TASK OBJECTIVE: Copy out lines with the word "pulse" from the material that follows.

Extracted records
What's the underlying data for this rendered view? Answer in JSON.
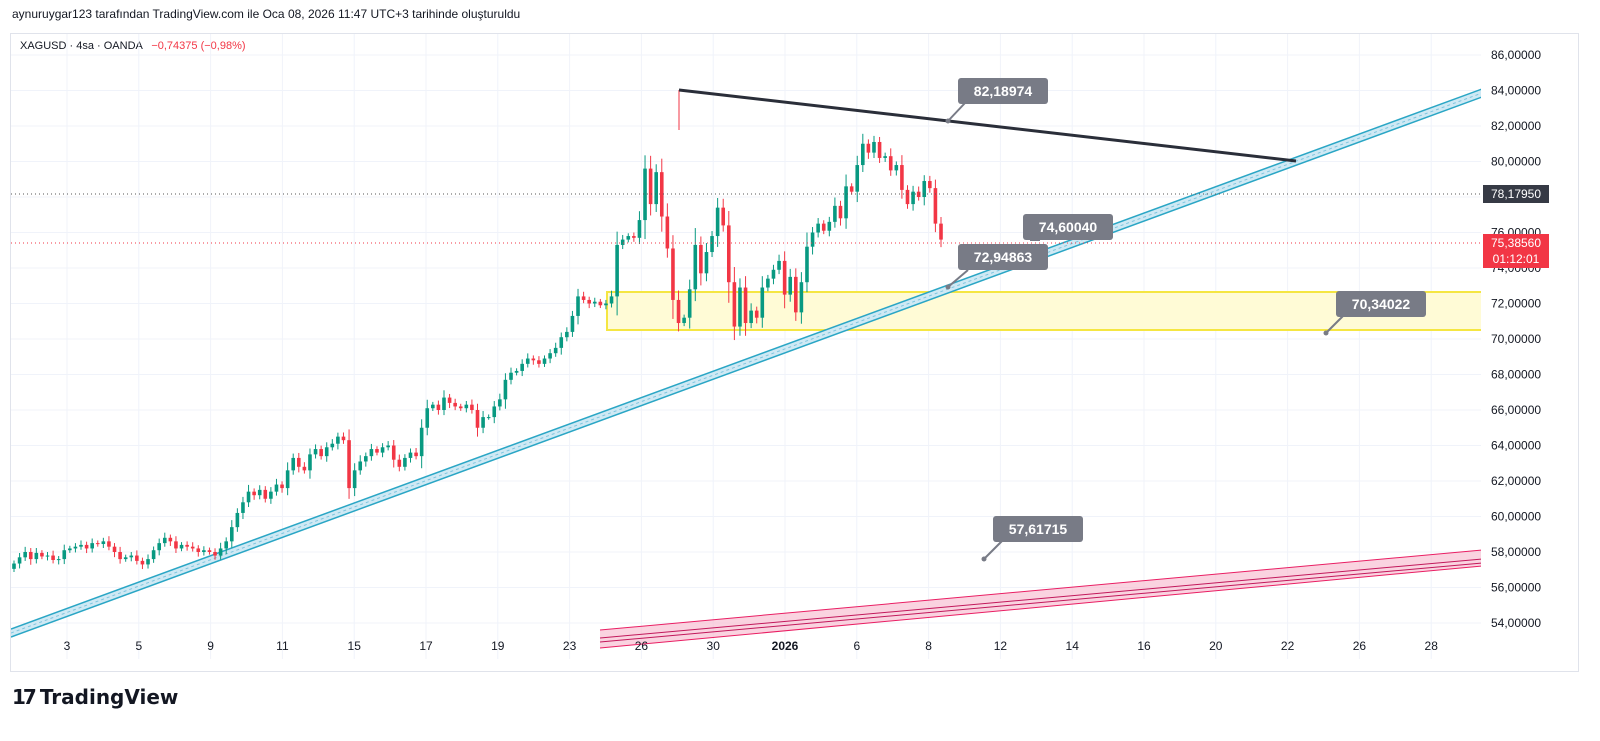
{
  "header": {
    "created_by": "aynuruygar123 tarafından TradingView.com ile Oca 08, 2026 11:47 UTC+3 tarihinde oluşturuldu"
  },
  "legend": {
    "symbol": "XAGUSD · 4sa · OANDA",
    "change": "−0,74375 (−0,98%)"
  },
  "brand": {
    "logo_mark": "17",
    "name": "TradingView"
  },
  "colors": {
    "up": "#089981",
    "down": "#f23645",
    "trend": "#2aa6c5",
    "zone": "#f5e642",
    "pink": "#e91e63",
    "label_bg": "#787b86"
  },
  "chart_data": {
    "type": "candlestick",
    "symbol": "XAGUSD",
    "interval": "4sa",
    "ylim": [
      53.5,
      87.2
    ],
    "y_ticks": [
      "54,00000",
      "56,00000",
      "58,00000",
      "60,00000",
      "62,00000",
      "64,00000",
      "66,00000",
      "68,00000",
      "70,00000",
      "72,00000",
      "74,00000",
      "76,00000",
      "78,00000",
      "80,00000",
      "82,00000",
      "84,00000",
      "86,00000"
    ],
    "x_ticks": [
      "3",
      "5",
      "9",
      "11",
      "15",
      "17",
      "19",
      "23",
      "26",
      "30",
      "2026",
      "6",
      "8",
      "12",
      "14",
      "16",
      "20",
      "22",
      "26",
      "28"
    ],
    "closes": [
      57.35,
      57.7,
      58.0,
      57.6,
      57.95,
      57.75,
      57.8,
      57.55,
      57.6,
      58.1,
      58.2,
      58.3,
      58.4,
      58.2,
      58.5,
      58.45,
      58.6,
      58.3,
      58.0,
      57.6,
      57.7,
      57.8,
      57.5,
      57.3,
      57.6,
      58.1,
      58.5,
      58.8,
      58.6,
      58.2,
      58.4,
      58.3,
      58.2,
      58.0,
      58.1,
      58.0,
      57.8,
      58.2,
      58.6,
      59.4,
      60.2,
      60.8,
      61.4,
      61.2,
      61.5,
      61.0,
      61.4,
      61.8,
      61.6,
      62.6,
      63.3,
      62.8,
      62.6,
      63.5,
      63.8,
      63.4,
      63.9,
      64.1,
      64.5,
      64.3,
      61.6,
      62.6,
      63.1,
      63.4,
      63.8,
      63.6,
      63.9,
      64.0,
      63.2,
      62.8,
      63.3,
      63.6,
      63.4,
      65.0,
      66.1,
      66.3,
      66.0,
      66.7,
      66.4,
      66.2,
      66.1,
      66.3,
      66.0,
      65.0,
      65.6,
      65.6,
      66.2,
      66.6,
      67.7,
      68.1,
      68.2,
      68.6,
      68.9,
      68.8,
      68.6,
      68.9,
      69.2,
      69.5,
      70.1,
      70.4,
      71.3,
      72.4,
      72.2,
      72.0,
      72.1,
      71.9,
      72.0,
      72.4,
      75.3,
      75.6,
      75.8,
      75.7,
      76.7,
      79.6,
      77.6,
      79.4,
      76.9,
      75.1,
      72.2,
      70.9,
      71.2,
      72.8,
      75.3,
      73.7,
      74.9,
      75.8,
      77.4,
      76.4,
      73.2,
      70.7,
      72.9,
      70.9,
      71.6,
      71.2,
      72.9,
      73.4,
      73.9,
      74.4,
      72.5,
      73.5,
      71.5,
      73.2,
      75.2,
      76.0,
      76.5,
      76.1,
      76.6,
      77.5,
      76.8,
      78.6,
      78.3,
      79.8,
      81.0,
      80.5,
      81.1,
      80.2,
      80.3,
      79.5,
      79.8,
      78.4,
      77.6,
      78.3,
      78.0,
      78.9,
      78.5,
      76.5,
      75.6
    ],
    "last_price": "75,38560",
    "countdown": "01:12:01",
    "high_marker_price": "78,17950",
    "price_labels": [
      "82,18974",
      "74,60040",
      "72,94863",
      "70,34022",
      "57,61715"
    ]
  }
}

* * *

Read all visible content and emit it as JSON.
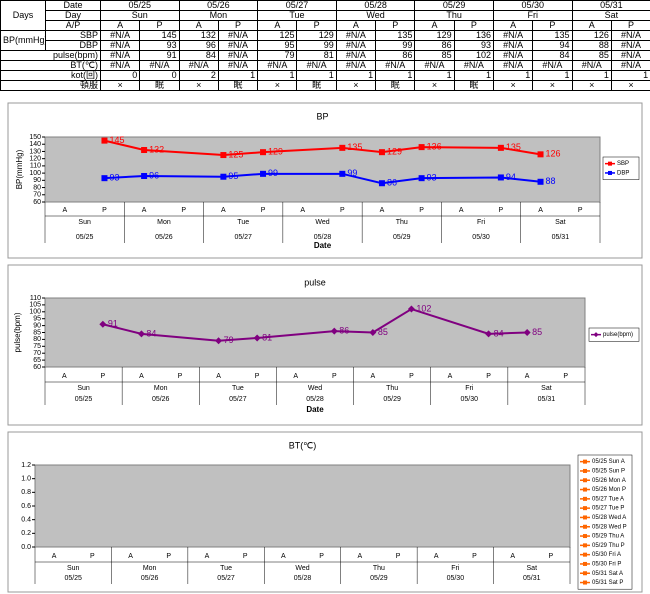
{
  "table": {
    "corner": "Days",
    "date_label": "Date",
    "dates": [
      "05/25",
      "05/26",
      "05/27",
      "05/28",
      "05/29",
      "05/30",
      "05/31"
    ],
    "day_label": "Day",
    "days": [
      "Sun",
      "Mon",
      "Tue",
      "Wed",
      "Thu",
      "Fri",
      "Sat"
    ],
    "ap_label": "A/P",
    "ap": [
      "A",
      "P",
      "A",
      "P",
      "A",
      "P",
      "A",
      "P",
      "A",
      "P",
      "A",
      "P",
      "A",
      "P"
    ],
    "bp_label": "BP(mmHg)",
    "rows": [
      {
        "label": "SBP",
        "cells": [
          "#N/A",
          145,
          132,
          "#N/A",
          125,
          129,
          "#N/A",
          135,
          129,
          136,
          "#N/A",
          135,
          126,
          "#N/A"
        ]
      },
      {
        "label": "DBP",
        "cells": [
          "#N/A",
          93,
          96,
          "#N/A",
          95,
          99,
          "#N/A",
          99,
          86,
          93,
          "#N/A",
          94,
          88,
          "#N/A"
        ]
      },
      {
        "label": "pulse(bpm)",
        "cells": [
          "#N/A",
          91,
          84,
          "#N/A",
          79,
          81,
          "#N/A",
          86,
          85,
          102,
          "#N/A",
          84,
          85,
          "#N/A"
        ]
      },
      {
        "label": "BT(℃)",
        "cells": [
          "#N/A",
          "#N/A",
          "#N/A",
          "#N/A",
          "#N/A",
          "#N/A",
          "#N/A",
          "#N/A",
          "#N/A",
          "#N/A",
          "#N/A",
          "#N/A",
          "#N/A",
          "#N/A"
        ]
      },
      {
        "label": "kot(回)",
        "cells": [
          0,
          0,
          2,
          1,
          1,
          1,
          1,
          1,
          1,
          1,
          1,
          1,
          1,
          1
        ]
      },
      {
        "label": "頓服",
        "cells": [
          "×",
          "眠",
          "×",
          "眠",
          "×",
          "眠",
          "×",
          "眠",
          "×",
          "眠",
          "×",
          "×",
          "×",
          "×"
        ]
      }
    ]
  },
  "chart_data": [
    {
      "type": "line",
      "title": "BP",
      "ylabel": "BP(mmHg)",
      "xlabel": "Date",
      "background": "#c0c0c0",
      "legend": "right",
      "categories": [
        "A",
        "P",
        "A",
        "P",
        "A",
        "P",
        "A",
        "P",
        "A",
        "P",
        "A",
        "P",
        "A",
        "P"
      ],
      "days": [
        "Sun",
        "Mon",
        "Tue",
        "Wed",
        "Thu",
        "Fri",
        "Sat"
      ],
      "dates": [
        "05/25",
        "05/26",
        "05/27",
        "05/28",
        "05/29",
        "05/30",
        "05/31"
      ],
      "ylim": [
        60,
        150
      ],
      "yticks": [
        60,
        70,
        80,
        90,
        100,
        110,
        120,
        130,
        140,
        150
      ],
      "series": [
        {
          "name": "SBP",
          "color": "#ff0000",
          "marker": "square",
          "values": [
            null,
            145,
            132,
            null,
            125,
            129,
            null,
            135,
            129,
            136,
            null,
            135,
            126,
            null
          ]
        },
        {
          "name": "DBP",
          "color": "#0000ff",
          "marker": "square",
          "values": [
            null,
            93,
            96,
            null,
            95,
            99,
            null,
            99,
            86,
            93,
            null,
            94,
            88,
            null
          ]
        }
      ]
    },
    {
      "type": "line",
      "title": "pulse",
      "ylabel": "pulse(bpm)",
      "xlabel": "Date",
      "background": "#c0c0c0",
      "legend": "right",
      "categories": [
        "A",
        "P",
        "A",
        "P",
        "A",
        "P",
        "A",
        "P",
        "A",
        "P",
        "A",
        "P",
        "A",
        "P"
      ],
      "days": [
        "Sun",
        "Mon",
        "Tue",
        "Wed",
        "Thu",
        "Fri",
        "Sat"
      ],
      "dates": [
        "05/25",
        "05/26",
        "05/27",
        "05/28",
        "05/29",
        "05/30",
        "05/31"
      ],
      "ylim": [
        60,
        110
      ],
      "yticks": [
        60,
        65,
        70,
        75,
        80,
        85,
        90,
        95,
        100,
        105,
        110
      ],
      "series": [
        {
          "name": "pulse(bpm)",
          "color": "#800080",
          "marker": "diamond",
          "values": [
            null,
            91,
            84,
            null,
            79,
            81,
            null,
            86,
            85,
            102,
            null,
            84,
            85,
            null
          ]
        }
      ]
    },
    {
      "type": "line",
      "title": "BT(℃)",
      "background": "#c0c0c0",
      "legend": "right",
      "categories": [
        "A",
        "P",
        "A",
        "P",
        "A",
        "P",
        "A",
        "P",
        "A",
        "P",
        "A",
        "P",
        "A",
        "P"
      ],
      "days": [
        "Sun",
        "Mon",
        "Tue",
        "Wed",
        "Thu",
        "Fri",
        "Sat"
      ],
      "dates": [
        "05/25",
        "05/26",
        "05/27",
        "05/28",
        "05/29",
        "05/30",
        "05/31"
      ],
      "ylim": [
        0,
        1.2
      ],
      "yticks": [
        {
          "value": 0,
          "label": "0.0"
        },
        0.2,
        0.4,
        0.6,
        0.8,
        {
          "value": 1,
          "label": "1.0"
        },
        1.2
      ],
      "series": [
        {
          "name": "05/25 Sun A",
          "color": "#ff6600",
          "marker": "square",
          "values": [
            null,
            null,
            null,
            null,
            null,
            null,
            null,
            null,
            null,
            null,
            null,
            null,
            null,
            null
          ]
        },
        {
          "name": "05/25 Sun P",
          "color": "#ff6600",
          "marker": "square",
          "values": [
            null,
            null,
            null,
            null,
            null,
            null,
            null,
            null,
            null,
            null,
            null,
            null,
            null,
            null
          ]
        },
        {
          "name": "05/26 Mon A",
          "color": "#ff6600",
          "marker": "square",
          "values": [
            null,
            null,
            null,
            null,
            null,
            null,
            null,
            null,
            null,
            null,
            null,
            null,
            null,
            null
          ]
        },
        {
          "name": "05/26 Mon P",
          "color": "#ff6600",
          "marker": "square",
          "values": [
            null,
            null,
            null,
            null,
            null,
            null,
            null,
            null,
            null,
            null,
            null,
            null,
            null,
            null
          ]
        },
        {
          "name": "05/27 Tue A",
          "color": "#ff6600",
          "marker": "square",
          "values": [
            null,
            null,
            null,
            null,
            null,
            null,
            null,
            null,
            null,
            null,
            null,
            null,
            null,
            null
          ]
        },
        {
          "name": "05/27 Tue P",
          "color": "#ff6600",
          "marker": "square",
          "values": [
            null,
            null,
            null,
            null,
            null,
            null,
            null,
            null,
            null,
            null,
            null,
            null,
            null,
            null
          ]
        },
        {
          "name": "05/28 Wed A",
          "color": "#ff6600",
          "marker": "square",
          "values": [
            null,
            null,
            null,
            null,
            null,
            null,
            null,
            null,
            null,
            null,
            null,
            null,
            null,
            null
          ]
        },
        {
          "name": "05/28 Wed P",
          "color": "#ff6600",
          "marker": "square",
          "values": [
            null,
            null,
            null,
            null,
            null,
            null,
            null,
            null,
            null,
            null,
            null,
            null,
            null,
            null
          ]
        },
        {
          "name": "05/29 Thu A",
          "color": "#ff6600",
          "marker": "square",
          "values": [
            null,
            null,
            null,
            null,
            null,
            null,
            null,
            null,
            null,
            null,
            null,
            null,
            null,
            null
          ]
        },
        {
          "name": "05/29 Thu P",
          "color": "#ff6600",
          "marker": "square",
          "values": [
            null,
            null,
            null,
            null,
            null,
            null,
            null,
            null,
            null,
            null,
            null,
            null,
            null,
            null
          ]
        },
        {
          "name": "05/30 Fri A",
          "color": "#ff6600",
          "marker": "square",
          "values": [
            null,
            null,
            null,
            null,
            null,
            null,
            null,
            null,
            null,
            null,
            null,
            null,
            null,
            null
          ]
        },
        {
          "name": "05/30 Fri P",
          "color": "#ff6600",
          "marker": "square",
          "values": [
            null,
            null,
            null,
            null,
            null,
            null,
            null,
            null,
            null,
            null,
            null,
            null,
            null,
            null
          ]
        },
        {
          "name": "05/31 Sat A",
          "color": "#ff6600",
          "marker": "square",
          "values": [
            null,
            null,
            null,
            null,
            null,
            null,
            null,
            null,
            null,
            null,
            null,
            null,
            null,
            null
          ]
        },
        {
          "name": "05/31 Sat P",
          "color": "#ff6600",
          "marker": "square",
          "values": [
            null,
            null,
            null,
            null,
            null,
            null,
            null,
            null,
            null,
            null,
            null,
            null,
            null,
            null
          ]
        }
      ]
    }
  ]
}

RESULT OF THIS EXERCISE:
        "label": "pulse(bpm)",
      "title": "pulse",
      "ylabel": "pulse(bpm)",
          "name": "pulse(bpm)",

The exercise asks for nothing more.